_Work to complete_:
Count the lines in the entries below that contain the string "Контроль", treating uppercase and lowercase as different. Reply with the number only.

_Part of a data file_:

╭──

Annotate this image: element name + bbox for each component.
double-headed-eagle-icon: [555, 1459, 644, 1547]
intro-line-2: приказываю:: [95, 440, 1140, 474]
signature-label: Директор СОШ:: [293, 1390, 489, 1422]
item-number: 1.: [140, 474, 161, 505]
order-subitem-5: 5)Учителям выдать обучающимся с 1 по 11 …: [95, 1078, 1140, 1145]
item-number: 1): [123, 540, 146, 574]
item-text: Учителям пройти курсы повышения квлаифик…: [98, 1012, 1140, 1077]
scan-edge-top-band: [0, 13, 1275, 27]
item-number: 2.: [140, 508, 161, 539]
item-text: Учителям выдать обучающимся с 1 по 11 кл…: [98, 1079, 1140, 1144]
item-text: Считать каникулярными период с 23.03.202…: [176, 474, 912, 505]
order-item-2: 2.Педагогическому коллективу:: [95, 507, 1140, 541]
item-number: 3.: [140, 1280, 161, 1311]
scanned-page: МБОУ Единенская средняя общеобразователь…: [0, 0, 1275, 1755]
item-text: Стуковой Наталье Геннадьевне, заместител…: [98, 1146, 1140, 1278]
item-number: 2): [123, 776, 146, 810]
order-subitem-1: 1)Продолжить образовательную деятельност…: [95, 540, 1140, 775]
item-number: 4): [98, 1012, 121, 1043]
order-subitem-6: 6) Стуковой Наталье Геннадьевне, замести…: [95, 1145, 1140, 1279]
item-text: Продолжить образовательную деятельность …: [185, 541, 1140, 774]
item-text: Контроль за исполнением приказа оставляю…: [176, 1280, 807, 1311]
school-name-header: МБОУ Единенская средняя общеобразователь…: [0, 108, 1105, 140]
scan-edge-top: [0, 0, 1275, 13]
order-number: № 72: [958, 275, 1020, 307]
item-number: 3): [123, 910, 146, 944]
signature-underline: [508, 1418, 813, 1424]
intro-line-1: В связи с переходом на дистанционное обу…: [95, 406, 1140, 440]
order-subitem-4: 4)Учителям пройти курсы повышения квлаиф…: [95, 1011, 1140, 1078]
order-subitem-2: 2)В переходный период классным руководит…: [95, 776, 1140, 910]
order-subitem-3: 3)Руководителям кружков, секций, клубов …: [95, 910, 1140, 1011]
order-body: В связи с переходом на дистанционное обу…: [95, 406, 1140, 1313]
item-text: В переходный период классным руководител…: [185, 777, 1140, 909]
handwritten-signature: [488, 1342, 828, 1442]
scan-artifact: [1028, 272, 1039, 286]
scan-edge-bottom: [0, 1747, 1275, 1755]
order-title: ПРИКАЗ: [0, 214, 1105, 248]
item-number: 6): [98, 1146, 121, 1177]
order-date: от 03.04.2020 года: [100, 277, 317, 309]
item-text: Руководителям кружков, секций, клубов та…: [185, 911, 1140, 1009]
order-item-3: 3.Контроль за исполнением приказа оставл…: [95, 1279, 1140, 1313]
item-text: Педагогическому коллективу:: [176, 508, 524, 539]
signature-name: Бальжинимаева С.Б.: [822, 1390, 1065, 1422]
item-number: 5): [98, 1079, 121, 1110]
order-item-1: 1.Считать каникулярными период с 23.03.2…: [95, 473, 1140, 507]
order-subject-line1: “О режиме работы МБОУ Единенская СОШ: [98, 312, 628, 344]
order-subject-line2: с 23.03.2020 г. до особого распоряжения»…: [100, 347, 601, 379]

╰──

_Output_:
2